Exercise objective
In the records below, work out how many lines hold the word "contexto". Report the number alone.
BEGIN Data section
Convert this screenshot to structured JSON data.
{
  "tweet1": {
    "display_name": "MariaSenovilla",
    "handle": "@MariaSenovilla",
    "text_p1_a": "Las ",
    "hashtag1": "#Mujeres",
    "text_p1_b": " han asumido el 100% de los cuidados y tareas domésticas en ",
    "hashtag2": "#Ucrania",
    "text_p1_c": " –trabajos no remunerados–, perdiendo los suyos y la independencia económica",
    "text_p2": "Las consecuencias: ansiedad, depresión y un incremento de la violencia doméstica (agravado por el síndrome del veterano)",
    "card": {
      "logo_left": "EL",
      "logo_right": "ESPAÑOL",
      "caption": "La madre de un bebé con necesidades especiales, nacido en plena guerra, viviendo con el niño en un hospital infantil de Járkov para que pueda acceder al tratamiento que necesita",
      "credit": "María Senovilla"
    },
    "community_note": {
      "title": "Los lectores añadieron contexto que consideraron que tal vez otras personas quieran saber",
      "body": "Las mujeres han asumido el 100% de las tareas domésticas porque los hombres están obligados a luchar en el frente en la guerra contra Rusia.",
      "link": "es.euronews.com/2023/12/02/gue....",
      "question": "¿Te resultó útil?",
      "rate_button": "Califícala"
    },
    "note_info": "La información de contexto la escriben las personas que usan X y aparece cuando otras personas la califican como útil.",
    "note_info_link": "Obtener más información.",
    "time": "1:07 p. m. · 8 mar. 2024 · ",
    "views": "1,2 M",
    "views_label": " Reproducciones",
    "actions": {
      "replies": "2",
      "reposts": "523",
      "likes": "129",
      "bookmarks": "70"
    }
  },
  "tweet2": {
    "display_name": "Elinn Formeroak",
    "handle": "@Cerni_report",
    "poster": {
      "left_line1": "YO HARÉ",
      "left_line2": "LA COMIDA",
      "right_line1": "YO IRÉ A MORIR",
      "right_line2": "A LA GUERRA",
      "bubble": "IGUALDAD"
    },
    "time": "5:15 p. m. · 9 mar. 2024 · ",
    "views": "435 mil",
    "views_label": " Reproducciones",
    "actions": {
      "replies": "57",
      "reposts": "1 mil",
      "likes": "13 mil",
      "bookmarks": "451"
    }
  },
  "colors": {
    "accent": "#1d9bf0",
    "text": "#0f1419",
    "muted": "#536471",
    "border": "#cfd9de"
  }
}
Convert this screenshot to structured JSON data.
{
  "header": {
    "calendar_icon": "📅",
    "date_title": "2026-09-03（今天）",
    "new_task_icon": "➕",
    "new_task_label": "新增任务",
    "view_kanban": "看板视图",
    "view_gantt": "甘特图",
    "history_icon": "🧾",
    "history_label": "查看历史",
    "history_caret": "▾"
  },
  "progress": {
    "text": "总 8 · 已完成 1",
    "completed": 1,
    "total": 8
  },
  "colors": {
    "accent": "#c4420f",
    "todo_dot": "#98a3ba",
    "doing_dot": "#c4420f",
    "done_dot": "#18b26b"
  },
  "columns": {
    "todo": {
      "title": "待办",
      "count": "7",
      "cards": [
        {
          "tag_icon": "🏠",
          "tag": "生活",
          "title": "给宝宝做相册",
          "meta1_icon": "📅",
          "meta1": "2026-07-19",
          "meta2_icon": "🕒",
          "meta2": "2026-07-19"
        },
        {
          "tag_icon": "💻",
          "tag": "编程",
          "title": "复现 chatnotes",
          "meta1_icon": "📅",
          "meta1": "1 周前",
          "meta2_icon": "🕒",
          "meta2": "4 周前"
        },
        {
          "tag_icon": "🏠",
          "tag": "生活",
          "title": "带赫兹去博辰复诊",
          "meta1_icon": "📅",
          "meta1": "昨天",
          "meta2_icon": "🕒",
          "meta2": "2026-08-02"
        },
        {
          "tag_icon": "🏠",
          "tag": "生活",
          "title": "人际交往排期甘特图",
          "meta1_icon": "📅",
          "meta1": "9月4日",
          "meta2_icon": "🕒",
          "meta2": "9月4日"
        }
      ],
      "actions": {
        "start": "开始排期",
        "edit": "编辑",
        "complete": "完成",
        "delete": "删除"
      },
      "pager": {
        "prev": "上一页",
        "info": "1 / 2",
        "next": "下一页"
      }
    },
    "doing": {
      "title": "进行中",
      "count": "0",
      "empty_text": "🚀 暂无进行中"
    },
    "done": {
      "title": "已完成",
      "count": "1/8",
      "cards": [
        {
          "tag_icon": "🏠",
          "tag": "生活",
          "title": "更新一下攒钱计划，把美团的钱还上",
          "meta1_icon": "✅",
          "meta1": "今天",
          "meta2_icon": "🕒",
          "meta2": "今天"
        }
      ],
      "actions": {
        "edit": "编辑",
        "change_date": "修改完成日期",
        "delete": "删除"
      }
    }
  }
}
END Data section
Finished task
2